> [Exercise prompt] Count every line in the entries that contains "resources". Report that count alone.

══════════

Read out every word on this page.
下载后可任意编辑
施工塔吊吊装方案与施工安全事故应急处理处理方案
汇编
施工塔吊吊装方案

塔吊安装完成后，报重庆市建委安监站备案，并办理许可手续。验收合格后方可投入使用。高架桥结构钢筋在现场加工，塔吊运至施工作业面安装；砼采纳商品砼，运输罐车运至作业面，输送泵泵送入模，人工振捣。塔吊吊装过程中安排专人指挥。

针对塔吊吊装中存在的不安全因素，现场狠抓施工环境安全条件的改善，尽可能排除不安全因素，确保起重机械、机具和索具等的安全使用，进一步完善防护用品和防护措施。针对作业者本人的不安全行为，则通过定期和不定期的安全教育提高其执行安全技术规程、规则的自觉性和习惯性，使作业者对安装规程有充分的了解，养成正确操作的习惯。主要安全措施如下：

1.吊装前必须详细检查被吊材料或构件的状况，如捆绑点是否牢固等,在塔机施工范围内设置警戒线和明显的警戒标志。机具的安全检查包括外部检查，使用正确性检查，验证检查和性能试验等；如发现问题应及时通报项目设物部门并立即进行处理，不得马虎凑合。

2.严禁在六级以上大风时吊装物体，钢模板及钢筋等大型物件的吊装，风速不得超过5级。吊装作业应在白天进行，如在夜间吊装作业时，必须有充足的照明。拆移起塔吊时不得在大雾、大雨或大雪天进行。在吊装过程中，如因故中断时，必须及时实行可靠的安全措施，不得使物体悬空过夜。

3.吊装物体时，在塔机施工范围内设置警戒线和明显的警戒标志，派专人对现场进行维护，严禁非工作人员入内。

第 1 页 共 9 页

══════════

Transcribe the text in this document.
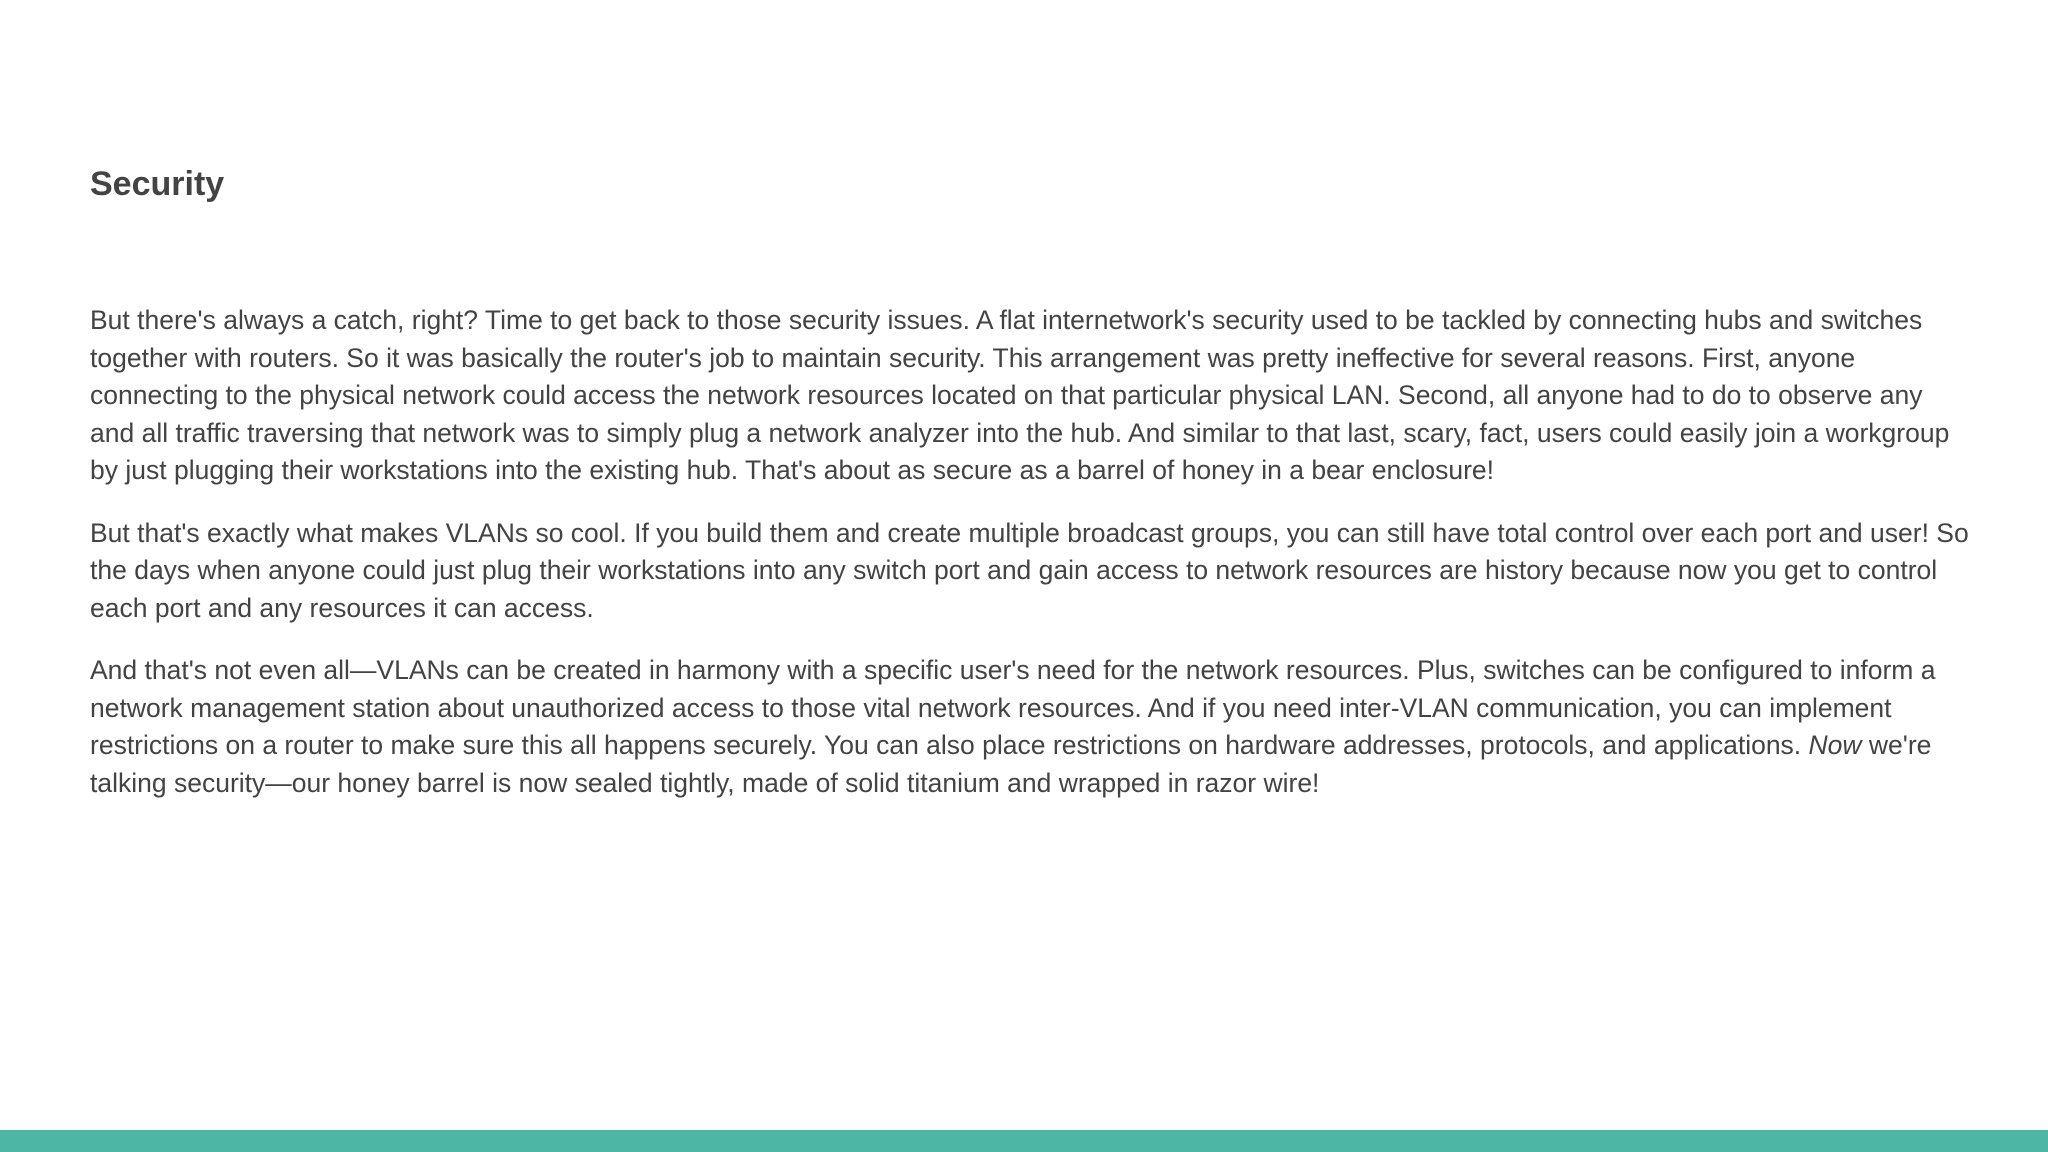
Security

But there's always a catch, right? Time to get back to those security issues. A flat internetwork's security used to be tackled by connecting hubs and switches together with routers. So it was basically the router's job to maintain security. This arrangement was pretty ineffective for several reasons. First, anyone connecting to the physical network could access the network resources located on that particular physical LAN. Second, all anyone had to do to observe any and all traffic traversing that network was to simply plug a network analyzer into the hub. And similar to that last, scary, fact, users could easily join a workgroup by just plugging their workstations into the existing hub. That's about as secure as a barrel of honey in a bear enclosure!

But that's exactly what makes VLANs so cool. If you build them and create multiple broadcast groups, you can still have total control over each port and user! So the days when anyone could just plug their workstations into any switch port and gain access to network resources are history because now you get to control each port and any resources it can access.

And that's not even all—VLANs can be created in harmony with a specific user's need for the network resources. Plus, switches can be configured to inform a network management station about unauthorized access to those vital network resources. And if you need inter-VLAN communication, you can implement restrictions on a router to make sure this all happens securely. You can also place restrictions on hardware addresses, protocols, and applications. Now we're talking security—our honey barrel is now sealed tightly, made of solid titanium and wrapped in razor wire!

══════════

> [Exercise output] 3